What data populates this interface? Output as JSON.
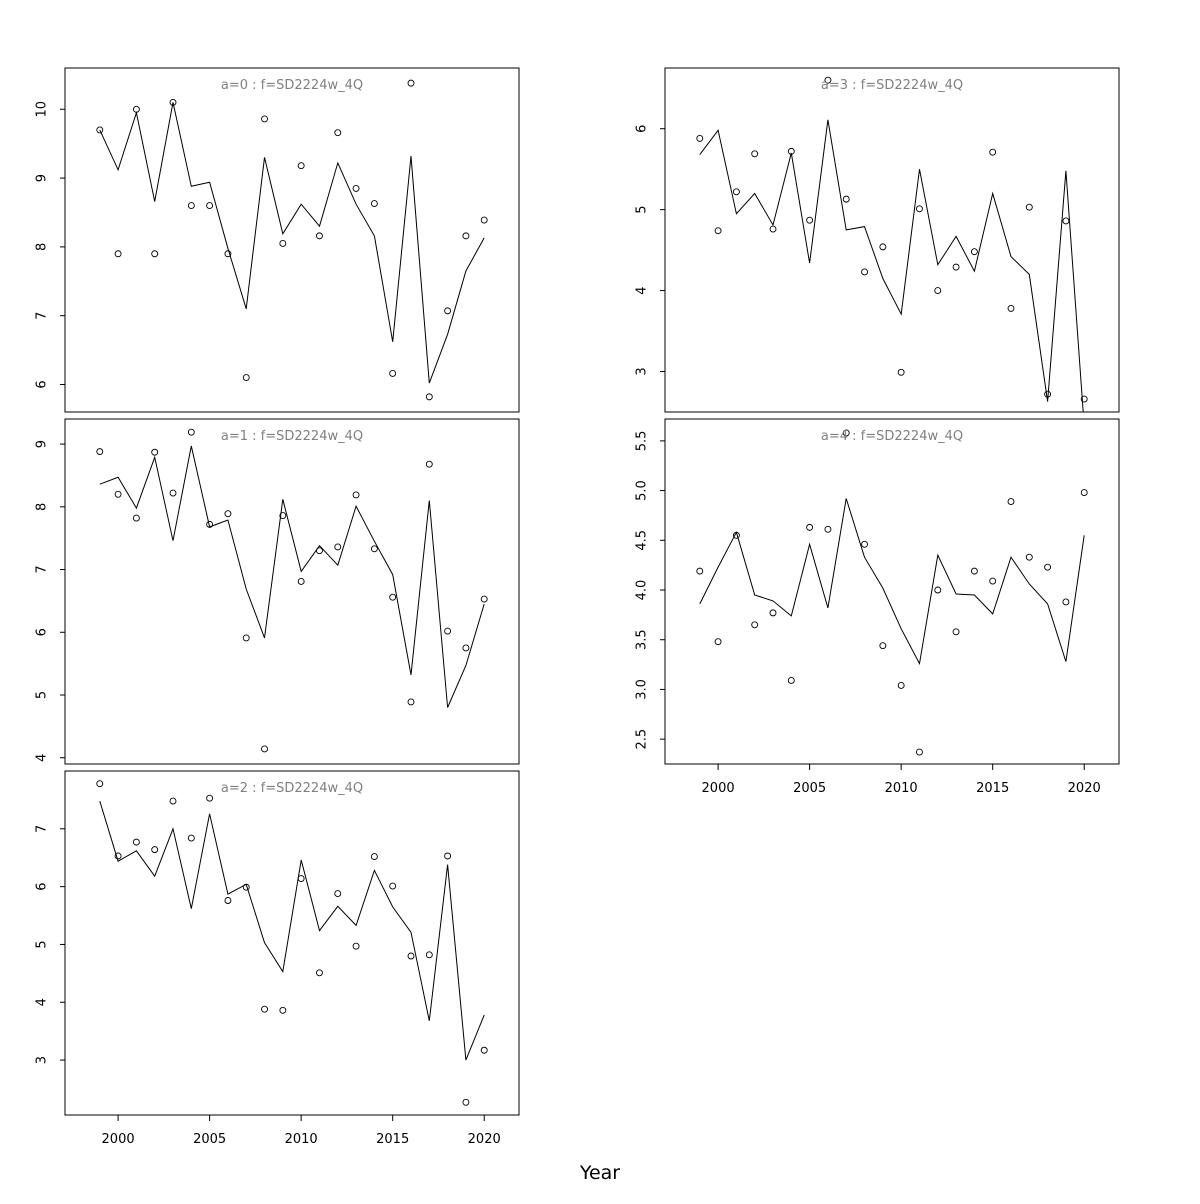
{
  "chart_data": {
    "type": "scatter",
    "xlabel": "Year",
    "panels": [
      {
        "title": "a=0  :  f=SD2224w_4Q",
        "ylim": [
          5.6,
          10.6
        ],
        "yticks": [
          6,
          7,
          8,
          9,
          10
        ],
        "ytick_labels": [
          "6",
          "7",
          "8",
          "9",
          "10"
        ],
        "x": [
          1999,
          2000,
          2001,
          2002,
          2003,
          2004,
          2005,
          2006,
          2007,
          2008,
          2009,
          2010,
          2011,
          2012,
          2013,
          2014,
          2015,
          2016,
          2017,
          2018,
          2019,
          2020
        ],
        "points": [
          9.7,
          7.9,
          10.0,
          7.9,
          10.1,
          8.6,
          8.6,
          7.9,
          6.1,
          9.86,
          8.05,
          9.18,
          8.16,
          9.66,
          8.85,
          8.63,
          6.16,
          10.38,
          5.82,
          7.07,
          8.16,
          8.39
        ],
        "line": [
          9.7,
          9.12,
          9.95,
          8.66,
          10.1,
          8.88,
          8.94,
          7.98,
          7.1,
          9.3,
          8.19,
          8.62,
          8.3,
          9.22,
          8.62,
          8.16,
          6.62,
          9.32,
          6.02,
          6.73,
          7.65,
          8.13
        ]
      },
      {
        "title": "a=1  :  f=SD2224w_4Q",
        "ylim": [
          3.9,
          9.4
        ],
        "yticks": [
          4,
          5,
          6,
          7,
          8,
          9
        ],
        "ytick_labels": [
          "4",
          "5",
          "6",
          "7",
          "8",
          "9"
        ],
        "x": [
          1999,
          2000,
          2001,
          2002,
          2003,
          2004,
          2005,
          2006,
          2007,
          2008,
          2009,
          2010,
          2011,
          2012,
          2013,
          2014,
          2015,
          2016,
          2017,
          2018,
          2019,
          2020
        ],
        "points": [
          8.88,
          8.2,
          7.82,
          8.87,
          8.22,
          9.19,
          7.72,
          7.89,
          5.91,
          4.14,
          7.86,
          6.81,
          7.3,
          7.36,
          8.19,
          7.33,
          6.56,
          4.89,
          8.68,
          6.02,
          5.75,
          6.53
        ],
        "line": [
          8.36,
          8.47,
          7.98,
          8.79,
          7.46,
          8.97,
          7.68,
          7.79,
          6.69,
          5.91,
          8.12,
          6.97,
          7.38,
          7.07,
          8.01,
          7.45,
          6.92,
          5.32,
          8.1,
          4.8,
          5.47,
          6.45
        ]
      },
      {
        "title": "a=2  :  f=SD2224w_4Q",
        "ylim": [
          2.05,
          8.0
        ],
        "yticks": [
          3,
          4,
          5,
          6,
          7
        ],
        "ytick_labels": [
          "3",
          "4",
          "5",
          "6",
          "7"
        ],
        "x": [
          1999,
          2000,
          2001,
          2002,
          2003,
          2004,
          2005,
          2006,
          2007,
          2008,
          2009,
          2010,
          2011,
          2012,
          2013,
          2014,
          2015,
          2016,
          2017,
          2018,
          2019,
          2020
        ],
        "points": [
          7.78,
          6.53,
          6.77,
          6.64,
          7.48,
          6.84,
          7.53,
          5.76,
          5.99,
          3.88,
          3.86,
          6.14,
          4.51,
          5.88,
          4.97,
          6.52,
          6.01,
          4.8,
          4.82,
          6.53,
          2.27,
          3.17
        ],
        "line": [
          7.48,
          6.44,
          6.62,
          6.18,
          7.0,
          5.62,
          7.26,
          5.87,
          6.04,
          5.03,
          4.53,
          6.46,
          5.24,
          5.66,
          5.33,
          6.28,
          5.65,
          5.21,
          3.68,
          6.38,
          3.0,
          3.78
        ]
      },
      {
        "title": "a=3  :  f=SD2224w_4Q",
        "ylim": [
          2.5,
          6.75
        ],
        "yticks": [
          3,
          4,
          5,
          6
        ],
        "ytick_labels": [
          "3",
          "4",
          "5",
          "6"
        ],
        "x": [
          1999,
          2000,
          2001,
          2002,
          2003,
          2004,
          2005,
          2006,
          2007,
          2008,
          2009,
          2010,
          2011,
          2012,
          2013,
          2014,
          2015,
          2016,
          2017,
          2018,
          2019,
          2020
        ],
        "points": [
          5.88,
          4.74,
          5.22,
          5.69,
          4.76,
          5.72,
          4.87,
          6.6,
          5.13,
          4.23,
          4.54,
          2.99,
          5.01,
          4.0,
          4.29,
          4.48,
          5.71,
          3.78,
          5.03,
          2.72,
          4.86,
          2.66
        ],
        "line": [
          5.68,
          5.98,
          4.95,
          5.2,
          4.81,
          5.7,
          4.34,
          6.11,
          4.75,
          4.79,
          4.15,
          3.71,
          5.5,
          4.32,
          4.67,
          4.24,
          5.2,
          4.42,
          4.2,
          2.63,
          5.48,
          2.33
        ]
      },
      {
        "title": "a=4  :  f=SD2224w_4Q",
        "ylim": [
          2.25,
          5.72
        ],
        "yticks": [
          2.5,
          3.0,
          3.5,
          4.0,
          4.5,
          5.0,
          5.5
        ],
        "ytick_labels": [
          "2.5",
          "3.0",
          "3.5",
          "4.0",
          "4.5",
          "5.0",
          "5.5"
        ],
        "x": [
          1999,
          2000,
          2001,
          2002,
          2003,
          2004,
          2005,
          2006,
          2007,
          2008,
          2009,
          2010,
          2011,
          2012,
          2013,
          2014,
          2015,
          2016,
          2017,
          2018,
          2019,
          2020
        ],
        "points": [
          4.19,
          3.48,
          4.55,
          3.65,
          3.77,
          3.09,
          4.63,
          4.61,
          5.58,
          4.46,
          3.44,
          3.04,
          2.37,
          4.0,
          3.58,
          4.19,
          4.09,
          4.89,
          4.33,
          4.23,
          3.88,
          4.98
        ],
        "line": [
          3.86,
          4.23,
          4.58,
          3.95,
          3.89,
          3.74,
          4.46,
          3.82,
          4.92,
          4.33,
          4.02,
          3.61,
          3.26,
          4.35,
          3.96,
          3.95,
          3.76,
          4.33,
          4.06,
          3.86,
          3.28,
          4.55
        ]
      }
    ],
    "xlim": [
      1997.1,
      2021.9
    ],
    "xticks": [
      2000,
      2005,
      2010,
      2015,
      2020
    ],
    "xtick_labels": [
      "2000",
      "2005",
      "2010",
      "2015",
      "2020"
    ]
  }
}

--

*THE REQUEST*
Find every line above that contains the word "title", and return each one.

*COMPLETE OUTPUT*
        "title": "a=0  :  f=SD2224w_4Q",
        "title": "a=1  :  f=SD2224w_4Q",
        "title": "a=2  :  f=SD2224w_4Q",
        "title": "a=3  :  f=SD2224w_4Q",
        "title": "a=4  :  f=SD2224w_4Q",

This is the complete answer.